*What the exercise asks:*
Return the lines below that contain the word "been".

Page records with their text
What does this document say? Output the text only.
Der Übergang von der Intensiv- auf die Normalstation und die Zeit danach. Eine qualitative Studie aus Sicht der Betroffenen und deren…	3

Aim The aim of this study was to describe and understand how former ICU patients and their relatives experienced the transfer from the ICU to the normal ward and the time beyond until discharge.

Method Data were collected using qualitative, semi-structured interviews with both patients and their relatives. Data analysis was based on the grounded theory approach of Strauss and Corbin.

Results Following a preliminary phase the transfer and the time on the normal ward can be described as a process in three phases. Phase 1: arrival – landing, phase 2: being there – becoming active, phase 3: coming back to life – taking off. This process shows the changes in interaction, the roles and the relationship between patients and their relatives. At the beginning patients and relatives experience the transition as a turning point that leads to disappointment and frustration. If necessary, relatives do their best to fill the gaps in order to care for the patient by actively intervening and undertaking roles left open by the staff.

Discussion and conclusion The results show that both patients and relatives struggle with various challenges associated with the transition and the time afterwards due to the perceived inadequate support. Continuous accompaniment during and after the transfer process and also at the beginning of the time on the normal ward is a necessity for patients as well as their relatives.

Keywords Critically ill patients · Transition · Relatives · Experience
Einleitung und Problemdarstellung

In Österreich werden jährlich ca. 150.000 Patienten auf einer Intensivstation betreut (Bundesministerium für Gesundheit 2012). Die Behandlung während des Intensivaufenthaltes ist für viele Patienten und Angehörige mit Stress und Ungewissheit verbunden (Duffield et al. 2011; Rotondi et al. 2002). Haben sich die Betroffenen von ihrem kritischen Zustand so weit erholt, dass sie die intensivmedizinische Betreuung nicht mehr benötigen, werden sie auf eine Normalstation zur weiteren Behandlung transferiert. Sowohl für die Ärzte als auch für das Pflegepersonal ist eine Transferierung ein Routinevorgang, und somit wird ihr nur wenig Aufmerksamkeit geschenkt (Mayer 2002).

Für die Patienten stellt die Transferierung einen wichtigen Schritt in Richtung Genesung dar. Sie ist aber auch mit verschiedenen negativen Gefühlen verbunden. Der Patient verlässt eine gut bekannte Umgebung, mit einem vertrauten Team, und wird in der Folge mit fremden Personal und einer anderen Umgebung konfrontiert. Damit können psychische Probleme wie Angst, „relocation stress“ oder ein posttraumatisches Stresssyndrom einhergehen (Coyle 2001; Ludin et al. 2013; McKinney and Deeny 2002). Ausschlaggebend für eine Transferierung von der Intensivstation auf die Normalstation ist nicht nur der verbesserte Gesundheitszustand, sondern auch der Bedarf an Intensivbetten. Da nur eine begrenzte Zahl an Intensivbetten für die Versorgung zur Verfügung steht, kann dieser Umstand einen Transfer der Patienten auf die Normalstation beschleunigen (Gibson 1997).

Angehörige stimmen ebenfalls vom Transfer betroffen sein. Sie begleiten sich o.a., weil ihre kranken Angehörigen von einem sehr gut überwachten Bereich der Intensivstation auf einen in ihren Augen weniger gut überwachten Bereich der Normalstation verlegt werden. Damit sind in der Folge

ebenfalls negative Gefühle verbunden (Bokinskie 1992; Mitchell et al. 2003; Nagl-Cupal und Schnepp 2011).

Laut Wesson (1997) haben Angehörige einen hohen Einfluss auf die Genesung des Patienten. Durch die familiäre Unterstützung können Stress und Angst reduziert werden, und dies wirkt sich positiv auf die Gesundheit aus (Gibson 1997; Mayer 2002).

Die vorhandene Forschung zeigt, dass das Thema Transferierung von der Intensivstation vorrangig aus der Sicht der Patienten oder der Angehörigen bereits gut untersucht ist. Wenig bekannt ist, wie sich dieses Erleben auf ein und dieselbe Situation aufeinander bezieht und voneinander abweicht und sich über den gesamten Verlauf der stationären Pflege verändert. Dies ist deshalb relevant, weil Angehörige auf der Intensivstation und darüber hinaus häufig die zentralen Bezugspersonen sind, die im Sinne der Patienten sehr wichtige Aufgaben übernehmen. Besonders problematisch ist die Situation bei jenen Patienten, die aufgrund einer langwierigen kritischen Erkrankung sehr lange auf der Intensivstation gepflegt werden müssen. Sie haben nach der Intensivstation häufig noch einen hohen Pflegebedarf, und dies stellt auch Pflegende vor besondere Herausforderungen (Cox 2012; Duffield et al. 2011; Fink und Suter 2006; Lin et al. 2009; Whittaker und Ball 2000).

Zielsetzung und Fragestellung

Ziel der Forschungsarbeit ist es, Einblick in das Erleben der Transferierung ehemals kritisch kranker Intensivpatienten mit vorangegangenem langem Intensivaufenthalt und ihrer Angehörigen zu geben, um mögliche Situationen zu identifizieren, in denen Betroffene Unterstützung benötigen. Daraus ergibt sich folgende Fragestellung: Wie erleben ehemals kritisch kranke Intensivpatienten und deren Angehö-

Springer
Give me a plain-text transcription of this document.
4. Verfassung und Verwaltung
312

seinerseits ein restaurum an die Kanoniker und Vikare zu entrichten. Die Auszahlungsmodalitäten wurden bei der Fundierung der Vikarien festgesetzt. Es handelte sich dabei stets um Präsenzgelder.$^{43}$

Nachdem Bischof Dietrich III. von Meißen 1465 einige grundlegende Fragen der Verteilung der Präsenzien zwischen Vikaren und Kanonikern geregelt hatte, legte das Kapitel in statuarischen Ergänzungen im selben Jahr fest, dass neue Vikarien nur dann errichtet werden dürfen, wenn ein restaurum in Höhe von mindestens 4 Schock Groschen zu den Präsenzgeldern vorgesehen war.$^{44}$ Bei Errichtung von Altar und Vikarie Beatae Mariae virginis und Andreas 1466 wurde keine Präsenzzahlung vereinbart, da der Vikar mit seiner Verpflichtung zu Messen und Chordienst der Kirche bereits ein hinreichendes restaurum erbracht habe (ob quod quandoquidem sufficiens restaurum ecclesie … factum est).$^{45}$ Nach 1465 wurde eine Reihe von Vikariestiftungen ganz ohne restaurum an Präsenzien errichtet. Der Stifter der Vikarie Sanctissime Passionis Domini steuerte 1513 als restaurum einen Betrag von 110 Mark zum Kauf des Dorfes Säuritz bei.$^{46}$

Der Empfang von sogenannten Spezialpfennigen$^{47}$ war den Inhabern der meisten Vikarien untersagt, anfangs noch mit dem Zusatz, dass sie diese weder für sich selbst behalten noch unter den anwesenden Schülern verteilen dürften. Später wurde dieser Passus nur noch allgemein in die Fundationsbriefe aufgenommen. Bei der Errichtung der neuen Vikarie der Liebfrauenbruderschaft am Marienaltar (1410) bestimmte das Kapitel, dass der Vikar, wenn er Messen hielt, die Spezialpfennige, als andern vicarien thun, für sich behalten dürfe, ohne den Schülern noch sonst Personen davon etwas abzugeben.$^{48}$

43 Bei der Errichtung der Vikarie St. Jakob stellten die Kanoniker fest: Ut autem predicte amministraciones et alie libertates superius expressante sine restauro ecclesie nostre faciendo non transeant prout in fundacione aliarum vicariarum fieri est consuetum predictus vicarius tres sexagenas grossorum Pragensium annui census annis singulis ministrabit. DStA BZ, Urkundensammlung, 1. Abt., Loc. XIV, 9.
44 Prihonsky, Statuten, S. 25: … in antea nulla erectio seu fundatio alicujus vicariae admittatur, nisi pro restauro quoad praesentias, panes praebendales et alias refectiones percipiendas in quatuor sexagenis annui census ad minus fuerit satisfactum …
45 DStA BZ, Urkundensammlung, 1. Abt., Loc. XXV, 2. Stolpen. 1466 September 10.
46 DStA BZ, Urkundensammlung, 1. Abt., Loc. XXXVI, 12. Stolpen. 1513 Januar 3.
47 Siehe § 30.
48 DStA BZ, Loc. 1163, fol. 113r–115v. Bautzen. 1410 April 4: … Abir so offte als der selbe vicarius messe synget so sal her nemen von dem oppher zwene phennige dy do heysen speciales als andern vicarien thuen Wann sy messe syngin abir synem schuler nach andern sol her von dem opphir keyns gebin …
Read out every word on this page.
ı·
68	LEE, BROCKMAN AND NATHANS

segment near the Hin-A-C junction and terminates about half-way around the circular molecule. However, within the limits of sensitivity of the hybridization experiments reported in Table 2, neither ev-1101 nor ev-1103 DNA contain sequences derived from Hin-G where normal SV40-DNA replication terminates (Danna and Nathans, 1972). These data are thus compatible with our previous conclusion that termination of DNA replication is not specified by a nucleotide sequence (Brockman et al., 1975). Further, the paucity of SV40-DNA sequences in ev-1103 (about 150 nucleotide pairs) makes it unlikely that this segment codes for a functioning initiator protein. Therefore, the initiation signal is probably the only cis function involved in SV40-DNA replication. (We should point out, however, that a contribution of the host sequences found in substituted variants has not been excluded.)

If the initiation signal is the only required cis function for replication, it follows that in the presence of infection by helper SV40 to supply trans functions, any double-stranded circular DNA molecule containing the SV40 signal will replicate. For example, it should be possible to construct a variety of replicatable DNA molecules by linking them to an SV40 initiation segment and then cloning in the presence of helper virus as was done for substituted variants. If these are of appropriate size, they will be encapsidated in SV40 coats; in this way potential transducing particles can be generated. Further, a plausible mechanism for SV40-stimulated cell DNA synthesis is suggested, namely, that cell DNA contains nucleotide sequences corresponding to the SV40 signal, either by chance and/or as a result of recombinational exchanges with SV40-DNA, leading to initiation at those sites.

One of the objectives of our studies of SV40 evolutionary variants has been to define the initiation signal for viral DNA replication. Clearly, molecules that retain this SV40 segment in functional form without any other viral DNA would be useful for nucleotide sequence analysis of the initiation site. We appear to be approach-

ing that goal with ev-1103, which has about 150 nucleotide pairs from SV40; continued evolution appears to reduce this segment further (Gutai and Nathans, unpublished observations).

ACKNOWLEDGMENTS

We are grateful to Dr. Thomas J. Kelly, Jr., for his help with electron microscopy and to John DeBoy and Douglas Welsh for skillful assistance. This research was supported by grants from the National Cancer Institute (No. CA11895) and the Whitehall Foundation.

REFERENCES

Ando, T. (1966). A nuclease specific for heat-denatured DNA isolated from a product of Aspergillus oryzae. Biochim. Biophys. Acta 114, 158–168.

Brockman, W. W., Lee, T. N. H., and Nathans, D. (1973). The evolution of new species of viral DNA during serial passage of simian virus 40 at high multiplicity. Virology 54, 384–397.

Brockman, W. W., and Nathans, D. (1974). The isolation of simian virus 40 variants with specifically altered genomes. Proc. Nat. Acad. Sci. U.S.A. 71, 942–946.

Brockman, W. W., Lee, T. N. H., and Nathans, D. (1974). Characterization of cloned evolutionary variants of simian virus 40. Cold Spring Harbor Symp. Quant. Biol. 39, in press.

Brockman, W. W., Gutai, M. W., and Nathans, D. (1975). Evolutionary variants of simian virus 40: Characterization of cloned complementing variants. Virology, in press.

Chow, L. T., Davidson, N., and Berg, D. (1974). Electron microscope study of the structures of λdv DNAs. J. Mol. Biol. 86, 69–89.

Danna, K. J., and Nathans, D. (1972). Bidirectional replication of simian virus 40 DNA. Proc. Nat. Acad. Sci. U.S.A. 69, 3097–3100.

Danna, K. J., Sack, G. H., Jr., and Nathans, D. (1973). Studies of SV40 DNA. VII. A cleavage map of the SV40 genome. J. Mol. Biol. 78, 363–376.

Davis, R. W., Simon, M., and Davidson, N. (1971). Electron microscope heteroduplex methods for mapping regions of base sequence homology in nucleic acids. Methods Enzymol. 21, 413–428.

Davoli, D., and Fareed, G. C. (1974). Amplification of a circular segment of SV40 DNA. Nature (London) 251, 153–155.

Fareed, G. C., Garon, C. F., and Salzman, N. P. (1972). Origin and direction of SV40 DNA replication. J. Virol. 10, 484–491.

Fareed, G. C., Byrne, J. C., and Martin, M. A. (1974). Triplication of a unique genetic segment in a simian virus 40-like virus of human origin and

*Your response:*
segment near the Hin-A-C junction and terminates about half-way around the circular molecule. However, within the limits of sensitivity of the hybridization experiments reported in Table 2, neither ev-1101 nor ev-1103 DNA contain sequences derived from Hin-G where normal SV40-DNA replication terminates (Danna and Nathans, 1972). These data are thus compatible with our previous conclusion that termination of DNA replication is not specified by a nucleotide sequence (Brockman et al., 1975). Further, the paucity of SV40-DNA sequences in ev-1103 (about 150 nucleotide pairs) makes it unlikely that this segment codes for a functioning initiator protein. Therefore, the initiation signal is probably the only cis function involved in SV40-DNA replication. (We should point out, however, that a contribution of the host sequences found in substituted variants has not been excluded.)
One of the objectives of our studies of SV40 evolutionary variants has been to define the initiation signal for viral DNA replication. Clearly, molecules that retain this SV40 segment in functional form without any other viral DNA would be useful for nucleotide sequence analysis of the initiation site. We appear to be approach-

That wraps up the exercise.